What the task requires: Select every line holding the word "chrurgiczne" and copy it.

Recorded information:
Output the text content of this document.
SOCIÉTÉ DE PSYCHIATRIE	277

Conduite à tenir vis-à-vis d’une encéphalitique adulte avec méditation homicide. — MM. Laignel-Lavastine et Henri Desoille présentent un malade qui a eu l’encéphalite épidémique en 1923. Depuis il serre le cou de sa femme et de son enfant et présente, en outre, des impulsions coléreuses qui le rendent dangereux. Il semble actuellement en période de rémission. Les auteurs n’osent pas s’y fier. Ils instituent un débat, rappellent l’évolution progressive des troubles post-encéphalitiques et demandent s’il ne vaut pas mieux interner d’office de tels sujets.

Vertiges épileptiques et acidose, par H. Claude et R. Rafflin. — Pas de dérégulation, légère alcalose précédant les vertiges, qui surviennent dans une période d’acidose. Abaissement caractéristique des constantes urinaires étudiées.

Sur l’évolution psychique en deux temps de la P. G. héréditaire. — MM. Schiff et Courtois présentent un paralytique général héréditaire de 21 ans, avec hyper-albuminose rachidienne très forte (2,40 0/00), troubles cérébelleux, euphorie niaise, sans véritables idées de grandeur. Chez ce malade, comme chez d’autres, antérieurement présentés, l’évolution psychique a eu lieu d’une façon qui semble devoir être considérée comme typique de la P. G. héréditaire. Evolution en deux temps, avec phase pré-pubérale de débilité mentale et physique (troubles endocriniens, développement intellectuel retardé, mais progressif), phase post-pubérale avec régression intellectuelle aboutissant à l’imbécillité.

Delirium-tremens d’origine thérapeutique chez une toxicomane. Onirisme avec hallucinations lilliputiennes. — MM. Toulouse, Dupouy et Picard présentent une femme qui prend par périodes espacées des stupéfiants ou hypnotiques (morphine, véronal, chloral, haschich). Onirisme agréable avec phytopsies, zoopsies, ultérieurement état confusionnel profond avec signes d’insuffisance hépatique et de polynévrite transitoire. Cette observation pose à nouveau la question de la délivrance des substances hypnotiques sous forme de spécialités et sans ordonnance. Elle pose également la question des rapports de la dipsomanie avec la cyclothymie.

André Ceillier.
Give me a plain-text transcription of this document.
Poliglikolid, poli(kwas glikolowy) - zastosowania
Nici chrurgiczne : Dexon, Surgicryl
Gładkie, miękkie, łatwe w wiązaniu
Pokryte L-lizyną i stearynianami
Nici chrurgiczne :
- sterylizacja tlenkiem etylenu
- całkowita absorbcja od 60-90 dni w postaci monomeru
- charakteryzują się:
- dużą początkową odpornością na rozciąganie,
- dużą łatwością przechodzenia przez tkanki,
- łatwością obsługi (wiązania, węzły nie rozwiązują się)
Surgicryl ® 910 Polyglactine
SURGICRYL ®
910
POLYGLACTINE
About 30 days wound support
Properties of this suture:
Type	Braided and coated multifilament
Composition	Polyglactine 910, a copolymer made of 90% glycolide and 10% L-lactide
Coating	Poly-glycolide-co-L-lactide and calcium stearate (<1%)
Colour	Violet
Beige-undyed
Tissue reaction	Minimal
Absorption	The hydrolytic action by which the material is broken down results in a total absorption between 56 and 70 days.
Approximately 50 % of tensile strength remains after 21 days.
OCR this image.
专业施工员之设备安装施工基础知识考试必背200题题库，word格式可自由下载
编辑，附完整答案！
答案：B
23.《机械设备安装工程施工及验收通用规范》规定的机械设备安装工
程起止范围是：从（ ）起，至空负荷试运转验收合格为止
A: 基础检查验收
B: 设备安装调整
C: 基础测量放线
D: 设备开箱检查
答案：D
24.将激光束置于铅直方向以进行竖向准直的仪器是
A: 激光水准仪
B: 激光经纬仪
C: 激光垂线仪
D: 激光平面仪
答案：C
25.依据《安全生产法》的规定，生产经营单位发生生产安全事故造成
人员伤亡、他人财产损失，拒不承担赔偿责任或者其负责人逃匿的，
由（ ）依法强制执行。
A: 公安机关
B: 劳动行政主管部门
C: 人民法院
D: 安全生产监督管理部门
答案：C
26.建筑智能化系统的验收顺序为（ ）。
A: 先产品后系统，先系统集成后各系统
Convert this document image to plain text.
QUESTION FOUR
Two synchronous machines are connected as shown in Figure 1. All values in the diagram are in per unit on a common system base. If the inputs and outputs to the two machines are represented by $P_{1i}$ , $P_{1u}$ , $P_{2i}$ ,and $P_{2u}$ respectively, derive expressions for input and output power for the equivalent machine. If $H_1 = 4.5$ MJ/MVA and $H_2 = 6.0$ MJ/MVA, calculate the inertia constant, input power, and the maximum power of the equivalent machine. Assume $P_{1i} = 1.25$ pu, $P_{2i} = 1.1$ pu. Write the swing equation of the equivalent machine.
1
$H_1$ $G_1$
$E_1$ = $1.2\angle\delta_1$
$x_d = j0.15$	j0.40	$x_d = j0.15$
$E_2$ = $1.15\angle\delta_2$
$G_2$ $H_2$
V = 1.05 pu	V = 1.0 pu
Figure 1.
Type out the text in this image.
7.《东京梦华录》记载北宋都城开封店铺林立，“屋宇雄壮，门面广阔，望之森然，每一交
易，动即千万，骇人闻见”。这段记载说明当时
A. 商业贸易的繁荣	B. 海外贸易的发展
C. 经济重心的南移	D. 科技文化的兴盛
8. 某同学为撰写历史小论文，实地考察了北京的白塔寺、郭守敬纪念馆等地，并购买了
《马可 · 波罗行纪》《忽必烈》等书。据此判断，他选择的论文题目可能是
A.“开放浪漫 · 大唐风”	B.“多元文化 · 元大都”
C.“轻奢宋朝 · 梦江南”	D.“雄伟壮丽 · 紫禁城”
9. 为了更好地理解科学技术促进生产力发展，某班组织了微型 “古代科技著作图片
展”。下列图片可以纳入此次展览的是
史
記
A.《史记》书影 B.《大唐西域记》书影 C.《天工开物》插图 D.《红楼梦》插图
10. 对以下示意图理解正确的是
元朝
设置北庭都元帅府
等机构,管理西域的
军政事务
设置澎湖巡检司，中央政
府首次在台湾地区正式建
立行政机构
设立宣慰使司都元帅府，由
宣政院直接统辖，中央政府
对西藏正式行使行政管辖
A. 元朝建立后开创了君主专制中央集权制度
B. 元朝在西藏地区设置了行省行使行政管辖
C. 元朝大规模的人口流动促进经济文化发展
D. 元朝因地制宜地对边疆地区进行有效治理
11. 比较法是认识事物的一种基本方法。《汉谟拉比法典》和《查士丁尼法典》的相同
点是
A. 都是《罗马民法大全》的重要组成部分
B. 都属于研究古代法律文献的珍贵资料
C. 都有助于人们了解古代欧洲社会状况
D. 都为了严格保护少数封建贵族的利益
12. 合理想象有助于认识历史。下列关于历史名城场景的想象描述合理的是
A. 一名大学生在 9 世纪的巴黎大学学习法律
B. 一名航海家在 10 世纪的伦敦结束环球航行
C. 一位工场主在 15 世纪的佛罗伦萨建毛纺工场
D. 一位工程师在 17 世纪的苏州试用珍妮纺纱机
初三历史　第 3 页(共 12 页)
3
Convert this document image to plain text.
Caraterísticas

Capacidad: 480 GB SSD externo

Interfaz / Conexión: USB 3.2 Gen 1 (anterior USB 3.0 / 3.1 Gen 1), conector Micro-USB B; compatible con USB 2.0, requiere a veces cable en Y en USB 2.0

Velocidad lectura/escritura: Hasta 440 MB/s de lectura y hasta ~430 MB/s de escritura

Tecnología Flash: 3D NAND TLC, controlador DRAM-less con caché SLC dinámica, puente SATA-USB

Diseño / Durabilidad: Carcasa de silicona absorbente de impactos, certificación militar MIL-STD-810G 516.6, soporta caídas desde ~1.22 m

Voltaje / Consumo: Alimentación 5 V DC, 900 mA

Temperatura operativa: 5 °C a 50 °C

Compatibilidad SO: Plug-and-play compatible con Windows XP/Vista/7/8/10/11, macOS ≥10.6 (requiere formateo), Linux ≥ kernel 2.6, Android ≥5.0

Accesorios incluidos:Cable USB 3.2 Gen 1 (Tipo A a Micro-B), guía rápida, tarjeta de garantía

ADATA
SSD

Solved exercise:
Nici chrurgiczne : Dexon, Surgicryl
Nici chrurgiczne :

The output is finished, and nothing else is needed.